Problem description:
Pull each line containing "color" out of the data and copy it.

Task data:
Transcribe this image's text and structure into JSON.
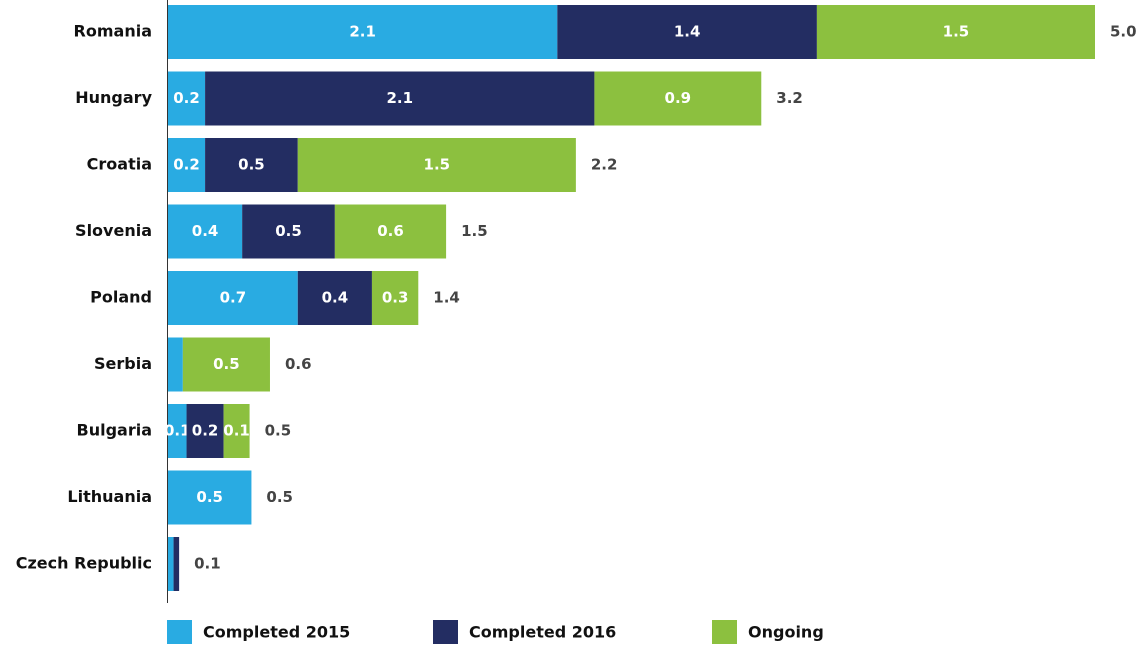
{
  "chart_data": {
    "type": "stacked-bar-horizontal",
    "categories": [
      "Romania",
      "Hungary",
      "Croatia",
      "Slovenia",
      "Poland",
      "Serbia",
      "Bulgaria",
      "Lithuania",
      "Czech Republic"
    ],
    "xlim": [
      0,
      5
    ],
    "series": [
      {
        "name": "Completed 2015",
        "color": "#29abe2",
        "values": [
          2.1,
          0.2,
          0.2,
          0.4,
          0.7,
          0.08,
          0.1,
          0.45,
          0.03
        ],
        "value_labels": [
          "2.1",
          "0.2",
          "0.2",
          "0.4",
          "0.7",
          null,
          "0.1",
          "0.5",
          null
        ]
      },
      {
        "name": "Completed 2016",
        "color": "#232d62",
        "values": [
          1.4,
          2.1,
          0.5,
          0.5,
          0.4,
          0,
          0.2,
          0,
          0.03
        ],
        "value_labels": [
          "1.4",
          "2.1",
          "0.5",
          "0.5",
          "0.4",
          null,
          "0.2",
          null,
          null
        ]
      },
      {
        "name": "Ongoing",
        "color": "#8cc03f",
        "values": [
          1.5,
          0.9,
          1.5,
          0.6,
          0.25,
          0.47,
          0.14,
          0,
          0
        ],
        "value_labels": [
          "1.5",
          "0.9",
          "1.5",
          "0.6",
          "0.3",
          "0.5",
          "0.1",
          null,
          null
        ]
      }
    ],
    "totals": [
      5.0,
      3.2,
      2.2,
      1.5,
      1.4,
      0.6,
      0.5,
      0.5,
      0.1
    ],
    "total_labels": [
      "5.0",
      "3.2",
      "2.2",
      "1.5",
      "1.4",
      "0.6",
      "0.5",
      "0.5",
      "0.1"
    ]
  }
}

Complete response:
        "color": "#29abe2",
        "color": "#232d62",
        "color": "#8cc03f",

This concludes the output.